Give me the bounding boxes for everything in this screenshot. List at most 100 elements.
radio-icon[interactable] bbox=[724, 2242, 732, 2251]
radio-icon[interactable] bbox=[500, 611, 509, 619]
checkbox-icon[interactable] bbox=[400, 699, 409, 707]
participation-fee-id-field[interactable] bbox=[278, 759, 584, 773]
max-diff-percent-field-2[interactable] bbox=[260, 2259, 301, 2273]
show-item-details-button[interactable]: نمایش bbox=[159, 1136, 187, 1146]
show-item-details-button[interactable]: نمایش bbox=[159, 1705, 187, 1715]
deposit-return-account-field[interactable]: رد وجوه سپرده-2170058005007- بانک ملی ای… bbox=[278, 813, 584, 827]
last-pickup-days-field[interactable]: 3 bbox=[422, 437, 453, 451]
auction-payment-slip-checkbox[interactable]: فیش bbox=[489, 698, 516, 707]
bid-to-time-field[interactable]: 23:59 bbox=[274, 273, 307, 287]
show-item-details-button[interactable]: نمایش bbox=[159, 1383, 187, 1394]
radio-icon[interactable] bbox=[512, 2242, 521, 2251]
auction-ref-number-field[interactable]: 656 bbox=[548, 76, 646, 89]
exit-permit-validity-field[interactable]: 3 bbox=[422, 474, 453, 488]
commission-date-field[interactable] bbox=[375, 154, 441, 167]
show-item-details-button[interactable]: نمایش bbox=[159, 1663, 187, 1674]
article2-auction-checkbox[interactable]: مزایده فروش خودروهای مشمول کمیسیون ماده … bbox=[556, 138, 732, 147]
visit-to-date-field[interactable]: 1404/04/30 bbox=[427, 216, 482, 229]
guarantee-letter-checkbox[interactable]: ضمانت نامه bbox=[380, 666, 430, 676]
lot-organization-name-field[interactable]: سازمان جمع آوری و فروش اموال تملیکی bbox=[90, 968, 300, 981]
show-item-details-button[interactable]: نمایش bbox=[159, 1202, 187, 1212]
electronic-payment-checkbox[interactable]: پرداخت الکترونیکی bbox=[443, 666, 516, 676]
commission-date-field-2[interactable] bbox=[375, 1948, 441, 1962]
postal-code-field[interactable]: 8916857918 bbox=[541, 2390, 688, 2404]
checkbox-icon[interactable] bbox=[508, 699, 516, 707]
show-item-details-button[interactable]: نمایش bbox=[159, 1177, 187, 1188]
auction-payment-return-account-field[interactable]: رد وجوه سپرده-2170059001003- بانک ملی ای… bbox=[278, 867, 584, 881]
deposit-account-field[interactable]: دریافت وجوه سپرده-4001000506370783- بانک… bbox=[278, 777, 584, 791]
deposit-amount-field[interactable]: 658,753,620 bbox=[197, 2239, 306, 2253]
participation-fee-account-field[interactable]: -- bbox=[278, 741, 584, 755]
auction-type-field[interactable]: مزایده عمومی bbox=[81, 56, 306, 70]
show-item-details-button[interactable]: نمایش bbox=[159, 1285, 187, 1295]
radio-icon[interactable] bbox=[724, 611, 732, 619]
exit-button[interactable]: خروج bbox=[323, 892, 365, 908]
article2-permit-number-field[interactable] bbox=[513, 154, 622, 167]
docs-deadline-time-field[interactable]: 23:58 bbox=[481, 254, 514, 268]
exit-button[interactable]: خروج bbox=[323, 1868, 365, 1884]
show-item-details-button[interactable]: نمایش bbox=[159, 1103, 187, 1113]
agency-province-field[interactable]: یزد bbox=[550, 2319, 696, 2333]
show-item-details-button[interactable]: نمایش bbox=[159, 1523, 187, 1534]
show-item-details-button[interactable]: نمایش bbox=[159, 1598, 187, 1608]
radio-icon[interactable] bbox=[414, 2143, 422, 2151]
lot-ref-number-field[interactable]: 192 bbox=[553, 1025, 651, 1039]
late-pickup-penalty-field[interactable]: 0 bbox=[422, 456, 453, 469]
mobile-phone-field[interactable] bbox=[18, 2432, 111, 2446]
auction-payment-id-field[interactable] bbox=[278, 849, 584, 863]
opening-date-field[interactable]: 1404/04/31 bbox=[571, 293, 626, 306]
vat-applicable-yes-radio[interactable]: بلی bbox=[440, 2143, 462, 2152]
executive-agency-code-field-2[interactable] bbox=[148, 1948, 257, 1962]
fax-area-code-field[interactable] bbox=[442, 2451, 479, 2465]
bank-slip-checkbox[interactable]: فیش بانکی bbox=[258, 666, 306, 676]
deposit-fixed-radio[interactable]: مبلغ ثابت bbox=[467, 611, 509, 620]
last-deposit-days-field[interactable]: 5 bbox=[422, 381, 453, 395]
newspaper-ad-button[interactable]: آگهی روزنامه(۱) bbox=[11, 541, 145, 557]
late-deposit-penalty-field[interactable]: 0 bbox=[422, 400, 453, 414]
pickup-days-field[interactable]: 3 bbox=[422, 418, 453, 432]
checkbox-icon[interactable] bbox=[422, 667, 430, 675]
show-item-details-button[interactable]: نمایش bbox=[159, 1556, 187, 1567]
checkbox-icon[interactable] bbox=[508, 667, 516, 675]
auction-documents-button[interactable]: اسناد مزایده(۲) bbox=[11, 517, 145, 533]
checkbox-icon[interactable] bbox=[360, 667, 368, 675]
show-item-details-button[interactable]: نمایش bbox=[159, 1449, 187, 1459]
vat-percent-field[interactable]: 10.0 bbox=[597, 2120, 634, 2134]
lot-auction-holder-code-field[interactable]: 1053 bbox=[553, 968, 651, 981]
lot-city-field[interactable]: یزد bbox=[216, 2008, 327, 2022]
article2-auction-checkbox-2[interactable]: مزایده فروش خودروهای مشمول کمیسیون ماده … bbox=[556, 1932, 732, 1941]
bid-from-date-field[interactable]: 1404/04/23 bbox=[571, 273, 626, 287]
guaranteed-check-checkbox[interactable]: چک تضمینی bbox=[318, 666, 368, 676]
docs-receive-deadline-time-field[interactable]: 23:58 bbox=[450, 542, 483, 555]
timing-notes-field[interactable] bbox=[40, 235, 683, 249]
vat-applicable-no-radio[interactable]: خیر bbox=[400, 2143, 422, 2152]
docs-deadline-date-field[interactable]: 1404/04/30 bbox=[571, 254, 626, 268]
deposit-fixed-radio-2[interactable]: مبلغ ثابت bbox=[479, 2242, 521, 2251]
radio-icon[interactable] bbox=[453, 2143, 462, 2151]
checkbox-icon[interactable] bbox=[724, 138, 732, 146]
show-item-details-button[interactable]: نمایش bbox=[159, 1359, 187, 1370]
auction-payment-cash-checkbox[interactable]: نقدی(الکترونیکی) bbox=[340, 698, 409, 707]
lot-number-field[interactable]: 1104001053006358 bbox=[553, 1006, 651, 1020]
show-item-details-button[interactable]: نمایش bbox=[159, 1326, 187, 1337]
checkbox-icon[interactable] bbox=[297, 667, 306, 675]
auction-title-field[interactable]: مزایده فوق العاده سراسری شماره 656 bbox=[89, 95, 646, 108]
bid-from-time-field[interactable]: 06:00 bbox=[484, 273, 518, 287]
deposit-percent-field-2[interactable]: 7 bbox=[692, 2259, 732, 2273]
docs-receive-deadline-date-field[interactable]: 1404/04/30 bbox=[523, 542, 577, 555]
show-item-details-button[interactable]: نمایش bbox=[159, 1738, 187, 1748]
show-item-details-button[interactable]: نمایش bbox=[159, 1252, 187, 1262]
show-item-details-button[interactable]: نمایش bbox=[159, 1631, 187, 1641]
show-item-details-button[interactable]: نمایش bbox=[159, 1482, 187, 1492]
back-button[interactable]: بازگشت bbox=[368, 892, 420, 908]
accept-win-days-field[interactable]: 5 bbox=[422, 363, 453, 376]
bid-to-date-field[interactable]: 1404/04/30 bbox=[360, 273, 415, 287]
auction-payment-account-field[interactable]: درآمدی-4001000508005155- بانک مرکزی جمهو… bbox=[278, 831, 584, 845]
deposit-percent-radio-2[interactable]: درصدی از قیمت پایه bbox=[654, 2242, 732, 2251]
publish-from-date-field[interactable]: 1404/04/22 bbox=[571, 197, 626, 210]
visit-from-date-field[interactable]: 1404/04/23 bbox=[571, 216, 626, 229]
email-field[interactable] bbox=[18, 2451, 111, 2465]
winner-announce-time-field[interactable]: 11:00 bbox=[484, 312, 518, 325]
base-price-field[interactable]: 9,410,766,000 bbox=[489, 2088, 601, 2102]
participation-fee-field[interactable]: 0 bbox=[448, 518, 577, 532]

========================

Task prompt: In the part of the data that runs from its first line through the line containing "bid-to-time-field[interactable]: 23:59 bbox=[274, 273, 307, 287]", switch "last-pickup-days-field" to "last-collection-days-field" and give back those lines with everything else unchanged.

Solution to the exercise:
Give me the bounding boxes for everything in this screenshot. List at most 100 elements.
radio-icon[interactable] bbox=[724, 2242, 732, 2251]
radio-icon[interactable] bbox=[500, 611, 509, 619]
checkbox-icon[interactable] bbox=[400, 699, 409, 707]
participation-fee-id-field[interactable] bbox=[278, 759, 584, 773]
max-diff-percent-field-2[interactable] bbox=[260, 2259, 301, 2273]
show-item-details-button[interactable]: نمایش bbox=[159, 1136, 187, 1146]
show-item-details-button[interactable]: نمایش bbox=[159, 1705, 187, 1715]
deposit-return-account-field[interactable]: رد وجوه سپرده-2170058005007- بانک ملی ای… bbox=[278, 813, 584, 827]
last-collection-days-field[interactable]: 3 bbox=[422, 437, 453, 451]
auction-payment-slip-checkbox[interactable]: فیش bbox=[489, 698, 516, 707]
bid-to-time-field[interactable]: 23:59 bbox=[274, 273, 307, 287]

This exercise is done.